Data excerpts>
=====
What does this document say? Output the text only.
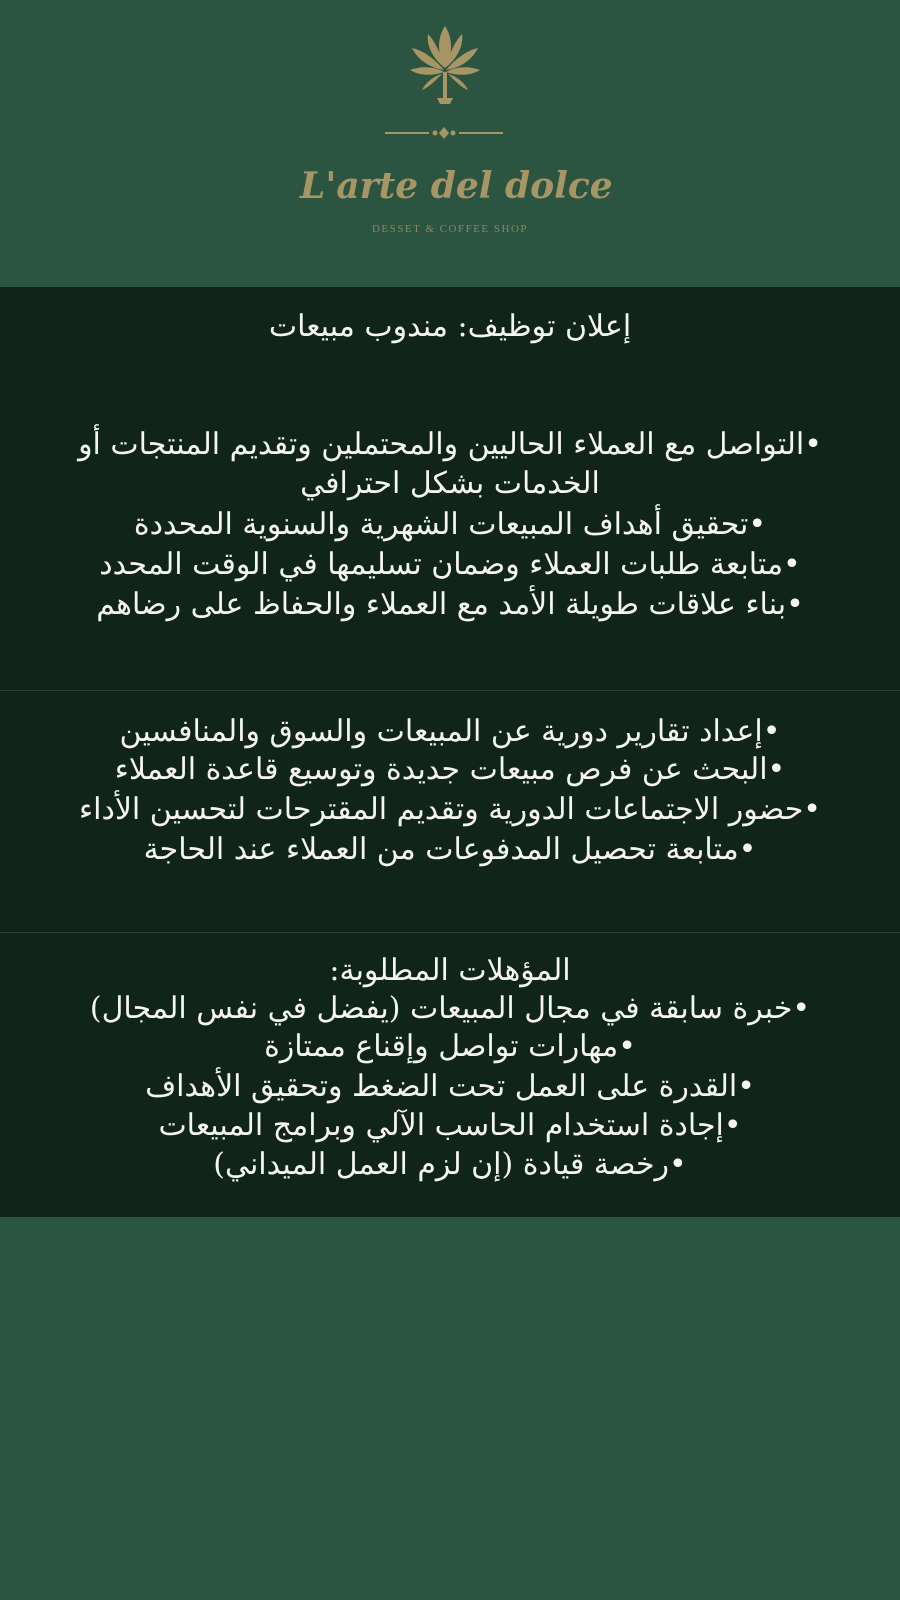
L'arte del dolce
DESSET & COFFEE SHOP
إعلان توظيف: مندوب مبيعات
•التواصل مع العملاء الحاليين والمحتملين وتقديم المنتجات أو
الخدمات بشكل احترافي
•تحقيق أهداف المبيعات الشهرية والسنوية المحددة
•متابعة طلبات العملاء وضمان تسليمها في الوقت المحدد
•بناء علاقات طويلة الأمد مع العملاء والحفاظ على رضاهم
•إعداد تقارير دورية عن المبيعات والسوق والمنافسين
•البحث عن فرص مبيعات جديدة وتوسيع قاعدة العملاء
•حضور الاجتماعات الدورية وتقديم المقترحات لتحسين الأداء
•متابعة تحصيل المدفوعات من العملاء عند الحاجة
المؤهلات المطلوبة:
•خبرة سابقة في مجال المبيعات (يفضل في نفس المجال)
•مهارات تواصل وإقناع ممتازة
•القدرة على العمل تحت الضغط وتحقيق الأهداف
•إجادة استخدام الحاسب الآلي وبرامج المبيعات
•رخصة قيادة (إن لزم العمل الميداني)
=====
Your task>
Write out every line from the entries where "المبيعات" appears.

Written response>
•تحقيق أهداف المبيعات الشهرية والسنوية المحددة
•إعداد تقارير دورية عن المبيعات والسوق والمنافسين
•خبرة سابقة في مجال المبيعات (يفضل في نفس المجال)
•إجادة استخدام الحاسب الآلي وبرامج المبيعات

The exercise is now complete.